### Kutipan Halaman:

..............................

Pengamat: Putusan MK Soal UU Cipta Kerja Harus Disambut Gembira Walau Terlambat

Meski dipandang baik, putusan MK soal UU Cipta Kerja dinilai sudah terlambat. Sebab, sebagian kebijakan sudah berjalan menggunakan payung hukum tersebut.

oleh Muhammad Radityo Priyasmoro diperbarui 26 Nov 2021, 09:45 WIB
Massa buruh dari berbagai serikat pekerja menggelar aksi di depan Gedung DPR RI, Jakarta, Senin (9/11/2020). Dalam aksinya massa buruh menuntut dibatalkannya UU No.21 Tahun 2020 tentang Cipta Kerja melalui mekanisme legislatif review dan kenaikan upah minimum 2021. (merdeka.com/Iqbal S. Nugroho)

Liputan6.com, Jakarta - Pengamat Sosial Ekonomi Anwar Abbas, mengapresiasi keputusan Mahkamah Konstitusi (MK) soal UU Cipta Kerja. Diketahui, MK dalam putusannya telah memerintahkan kepada DPR dan Presiden untuk memperbaiki UU tersebut dalam jangka waktu 2 tahun kedepan dan tidak boleh membuat peraturan turunannya.

"Ini tentu sangat patut kita apresiasi dan kita sambut gembira," kata Anwar dalam keterangan diterima, Jumat (26/11/2021).

Meski dipandang baik, putusan MK soal UU Cipta Kerja dinilai sudah terlambat. Sebab, sebagian kebijakan sudah berjalan menggunakan payung hukum tersebut.

"Terus terang sudah sangat terlambat karena pesta sudah berjalan dan menghentikannya saya rasa sudah sulit, karena biasanya ketentuan yang baru tersebut tidak berlaku surut," jelas Wakil Ketua Umum MUI ini.

Meski begitu, sambung Anwar, putusan MK kemarin bisa diberlakukan untuk para investor yang akan datang. Walau demikian, tentu harus tetap disikapi dengan senang karena perintah MK tersebut.

"Bila pihak DPR-Presiden tidak berhasil melakukannya, maka UU yang direvisi atau UU yang sudah ada sebelumnya secara hukum, otomatis dianggap berlaku kembali sehingga ketentuan-ketentuan yang ada dalam UU Cipta Kerja sekarang ini sudah jelas tidak berlaku lagi," tandas Ketua PP Muhammadiyah ini.


Putusan MK

Sebelumnya, Mahkamah Konstitusi (MK) menolak permohonan uji materi Undang-Undang Nomor 11 Tahun 2020 tentang Cipta Kerja atau Omnibus Law.

Meski demikian, MK menilai pembentukan UU tersebut tak berdasarkan Undang-Undang Dasar 1945 (UUD 45). Karena itu, MK memerintahkan agar UU Cipta Kerja diperbaiki dalam jangka waktu 2 tahun.

..............................

### Baris yang Tersedia:
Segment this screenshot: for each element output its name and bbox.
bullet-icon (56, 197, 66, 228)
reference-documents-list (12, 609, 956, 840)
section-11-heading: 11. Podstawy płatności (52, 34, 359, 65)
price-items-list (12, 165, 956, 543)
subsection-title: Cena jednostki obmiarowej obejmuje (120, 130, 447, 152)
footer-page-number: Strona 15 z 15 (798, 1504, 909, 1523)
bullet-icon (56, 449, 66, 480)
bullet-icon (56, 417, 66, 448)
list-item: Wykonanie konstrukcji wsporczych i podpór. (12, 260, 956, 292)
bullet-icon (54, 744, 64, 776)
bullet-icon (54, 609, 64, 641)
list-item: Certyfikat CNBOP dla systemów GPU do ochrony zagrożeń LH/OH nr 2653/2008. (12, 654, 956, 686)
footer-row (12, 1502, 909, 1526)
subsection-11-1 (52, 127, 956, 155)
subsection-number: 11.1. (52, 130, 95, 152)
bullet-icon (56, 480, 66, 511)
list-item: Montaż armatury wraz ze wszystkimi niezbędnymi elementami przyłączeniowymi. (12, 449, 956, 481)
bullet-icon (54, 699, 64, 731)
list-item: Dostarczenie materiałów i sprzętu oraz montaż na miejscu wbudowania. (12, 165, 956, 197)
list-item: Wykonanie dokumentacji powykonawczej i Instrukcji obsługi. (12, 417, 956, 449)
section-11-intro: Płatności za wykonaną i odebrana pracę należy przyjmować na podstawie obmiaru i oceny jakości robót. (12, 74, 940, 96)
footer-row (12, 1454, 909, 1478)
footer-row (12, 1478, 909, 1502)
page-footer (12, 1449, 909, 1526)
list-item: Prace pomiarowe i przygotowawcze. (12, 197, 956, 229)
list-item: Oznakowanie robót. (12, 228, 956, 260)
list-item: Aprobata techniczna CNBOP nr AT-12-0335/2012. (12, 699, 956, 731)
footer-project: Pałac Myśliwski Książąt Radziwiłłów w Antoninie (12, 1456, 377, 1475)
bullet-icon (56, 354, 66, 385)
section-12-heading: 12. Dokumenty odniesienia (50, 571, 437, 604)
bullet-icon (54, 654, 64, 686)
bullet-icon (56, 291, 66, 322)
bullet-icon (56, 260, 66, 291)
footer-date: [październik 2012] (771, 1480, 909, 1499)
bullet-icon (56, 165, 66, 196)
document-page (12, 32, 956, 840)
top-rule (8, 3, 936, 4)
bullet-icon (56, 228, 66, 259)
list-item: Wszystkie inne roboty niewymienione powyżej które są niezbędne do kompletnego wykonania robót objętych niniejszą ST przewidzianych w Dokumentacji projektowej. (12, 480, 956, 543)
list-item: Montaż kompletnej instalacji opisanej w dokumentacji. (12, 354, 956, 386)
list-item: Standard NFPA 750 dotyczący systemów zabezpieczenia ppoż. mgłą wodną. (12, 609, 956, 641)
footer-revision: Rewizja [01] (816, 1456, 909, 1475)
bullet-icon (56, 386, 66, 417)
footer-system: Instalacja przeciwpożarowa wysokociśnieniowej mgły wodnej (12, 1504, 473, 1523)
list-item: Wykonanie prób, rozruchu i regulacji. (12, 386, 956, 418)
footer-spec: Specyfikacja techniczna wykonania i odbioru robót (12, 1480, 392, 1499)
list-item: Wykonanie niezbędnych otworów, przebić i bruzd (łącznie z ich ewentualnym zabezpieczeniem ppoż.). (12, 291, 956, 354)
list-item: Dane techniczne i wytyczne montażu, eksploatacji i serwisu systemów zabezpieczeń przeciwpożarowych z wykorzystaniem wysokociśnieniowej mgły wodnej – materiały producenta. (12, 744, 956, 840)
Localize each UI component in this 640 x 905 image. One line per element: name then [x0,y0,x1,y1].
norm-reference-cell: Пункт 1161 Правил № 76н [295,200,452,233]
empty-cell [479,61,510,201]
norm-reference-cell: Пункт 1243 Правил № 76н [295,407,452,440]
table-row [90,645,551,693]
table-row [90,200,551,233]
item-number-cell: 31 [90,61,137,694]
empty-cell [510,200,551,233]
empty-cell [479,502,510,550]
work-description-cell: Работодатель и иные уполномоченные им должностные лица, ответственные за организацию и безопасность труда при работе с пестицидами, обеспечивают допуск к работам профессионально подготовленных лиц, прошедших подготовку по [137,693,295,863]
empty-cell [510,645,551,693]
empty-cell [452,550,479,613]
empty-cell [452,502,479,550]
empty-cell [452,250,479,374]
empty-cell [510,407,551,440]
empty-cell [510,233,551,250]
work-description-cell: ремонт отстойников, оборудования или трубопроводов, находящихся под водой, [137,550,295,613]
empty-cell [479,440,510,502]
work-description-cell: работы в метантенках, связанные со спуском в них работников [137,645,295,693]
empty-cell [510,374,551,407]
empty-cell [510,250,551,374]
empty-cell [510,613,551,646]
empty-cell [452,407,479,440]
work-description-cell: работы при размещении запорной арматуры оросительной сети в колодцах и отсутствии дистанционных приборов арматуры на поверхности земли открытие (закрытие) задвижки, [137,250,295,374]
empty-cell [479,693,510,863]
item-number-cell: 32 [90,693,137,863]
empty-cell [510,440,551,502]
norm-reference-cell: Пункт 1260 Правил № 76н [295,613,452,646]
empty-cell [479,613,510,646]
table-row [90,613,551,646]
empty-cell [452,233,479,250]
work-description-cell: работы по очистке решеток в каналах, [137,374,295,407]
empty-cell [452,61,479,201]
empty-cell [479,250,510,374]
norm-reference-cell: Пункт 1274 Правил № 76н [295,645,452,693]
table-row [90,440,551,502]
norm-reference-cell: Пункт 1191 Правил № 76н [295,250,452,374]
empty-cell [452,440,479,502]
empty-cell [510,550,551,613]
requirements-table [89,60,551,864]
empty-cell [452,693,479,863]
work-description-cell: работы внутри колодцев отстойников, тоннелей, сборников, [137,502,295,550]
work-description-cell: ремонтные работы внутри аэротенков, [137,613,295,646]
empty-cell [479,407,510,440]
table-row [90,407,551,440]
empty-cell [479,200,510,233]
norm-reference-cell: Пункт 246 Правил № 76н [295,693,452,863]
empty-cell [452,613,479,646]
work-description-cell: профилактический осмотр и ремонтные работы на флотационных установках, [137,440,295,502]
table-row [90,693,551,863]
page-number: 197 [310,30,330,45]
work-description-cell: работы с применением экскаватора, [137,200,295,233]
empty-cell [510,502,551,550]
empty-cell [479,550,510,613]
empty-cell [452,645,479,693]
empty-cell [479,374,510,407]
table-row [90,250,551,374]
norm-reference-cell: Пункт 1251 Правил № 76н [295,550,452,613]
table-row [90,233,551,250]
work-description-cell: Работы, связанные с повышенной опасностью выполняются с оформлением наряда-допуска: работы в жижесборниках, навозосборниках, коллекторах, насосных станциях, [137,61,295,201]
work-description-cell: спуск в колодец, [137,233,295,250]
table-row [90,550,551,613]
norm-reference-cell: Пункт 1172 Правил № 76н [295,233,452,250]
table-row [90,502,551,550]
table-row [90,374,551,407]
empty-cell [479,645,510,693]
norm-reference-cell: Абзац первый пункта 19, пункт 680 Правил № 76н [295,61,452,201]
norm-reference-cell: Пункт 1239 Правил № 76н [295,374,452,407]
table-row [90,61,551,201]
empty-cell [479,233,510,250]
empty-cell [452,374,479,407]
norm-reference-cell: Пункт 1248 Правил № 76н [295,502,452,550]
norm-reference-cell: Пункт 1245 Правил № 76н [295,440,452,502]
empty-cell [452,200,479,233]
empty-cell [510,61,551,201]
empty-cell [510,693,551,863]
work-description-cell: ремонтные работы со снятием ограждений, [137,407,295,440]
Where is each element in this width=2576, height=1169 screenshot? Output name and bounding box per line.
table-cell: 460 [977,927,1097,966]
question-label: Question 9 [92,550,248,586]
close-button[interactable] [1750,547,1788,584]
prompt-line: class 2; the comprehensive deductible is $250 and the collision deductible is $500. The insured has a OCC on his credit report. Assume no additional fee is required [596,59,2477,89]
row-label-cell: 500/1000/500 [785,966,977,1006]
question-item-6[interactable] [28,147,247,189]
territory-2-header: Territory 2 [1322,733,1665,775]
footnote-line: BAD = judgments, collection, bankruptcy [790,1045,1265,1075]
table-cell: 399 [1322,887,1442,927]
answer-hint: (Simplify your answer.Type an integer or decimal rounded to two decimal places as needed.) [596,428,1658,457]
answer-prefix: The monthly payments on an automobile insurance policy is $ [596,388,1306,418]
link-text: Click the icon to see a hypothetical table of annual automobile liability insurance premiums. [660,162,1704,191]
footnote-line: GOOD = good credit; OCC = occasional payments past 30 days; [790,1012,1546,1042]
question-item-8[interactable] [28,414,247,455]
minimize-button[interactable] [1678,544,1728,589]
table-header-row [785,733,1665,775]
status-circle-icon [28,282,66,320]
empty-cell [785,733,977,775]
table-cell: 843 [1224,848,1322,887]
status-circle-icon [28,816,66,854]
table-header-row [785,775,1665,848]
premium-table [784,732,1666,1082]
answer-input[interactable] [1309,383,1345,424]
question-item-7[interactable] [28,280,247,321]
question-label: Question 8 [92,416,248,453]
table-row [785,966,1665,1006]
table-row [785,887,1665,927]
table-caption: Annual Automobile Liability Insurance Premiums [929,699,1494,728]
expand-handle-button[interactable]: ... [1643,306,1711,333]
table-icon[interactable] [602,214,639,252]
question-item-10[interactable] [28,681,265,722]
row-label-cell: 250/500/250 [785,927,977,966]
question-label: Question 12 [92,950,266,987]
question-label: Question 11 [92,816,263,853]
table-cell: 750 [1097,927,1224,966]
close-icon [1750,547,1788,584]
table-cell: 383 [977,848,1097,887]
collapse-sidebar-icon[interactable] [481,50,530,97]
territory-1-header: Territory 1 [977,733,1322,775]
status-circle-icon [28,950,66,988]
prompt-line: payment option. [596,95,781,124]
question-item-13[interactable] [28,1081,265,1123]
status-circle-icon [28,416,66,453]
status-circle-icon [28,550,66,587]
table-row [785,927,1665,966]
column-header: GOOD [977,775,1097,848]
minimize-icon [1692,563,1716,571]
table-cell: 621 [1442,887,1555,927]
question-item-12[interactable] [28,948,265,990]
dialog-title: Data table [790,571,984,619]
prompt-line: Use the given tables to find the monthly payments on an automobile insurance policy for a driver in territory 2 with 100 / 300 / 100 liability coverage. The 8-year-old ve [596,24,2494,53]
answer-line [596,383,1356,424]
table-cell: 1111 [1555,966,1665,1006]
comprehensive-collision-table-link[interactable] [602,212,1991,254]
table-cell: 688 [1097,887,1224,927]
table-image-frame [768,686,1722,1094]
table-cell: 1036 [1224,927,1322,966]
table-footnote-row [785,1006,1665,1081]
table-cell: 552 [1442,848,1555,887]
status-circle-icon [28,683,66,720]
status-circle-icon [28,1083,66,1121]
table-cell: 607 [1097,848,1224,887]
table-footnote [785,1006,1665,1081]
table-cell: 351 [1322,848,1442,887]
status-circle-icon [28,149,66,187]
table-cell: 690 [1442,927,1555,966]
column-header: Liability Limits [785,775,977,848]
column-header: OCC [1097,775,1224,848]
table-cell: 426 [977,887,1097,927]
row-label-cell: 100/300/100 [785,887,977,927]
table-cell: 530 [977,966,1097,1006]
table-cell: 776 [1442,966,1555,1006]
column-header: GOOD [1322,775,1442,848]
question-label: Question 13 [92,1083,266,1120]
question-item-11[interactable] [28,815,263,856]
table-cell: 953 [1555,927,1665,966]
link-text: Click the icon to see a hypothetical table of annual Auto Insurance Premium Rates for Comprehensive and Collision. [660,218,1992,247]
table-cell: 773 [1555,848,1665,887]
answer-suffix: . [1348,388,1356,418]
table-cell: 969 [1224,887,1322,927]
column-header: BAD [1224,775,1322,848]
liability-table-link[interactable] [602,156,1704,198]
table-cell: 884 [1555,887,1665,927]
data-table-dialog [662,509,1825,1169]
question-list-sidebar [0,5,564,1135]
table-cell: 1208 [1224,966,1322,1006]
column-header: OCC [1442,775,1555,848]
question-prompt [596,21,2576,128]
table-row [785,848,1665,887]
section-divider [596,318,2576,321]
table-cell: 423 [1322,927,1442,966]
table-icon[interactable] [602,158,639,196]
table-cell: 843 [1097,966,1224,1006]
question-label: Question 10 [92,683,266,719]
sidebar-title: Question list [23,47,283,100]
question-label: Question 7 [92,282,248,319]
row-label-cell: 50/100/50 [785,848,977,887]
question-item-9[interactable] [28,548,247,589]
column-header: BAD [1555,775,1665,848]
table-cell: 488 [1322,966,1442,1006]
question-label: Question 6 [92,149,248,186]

..............................

### Yang Diminta:
A. Salin seluruh bagian berita tentang putusan MK, mulai dari "oleh Muhammad Radityo" hingga "diterima, Jumat (26/11/2021).".
B. Sebutkan semua jabatan atau sebutan yang diberikan berita tentang putusan MK kepada Anwar Abbas.

### Jawaban Tiap Tugas:
A.
oleh Muhammad Radityo Priyasmoro diperbarui 26 Nov 2021, 09:45 WIB
Massa buruh dari berbagai serikat pekerja menggelar aksi di depan Gedung DPR RI, Jakarta, Senin (9/11/2020). Dalam aksinya massa buruh menuntut dibatalkannya UU No.21 Tahun 2020 tentang Cipta Kerja melalui mekanisme legislatif review dan kenaikan upah minimum 2021. (merdeka.com/Iqbal S. Nugroho)

Liputan6.com, Jakarta - Pengamat Sosial Ekonomi Anwar Abbas, mengapresiasi keputusan Mahkamah Konstitusi (MK) soal UU Cipta Kerja. Diketahui, MK dalam putusannya telah memerintahkan kepada DPR dan Presiden untuk memperbaiki UU tersebut dalam jangka waktu 2 tahun kedepan dan tidak boleh membuat peraturan turunannya.

"Ini tentu sangat patut kita apresiasi dan kita sambut gembira," kata Anwar dalam keterangan diterima, Jumat (26/11/2021).

B.
Pengamat Sosial Ekonomi
Wakil Ketua Umum MUI
Ketua PP Muhammadiyah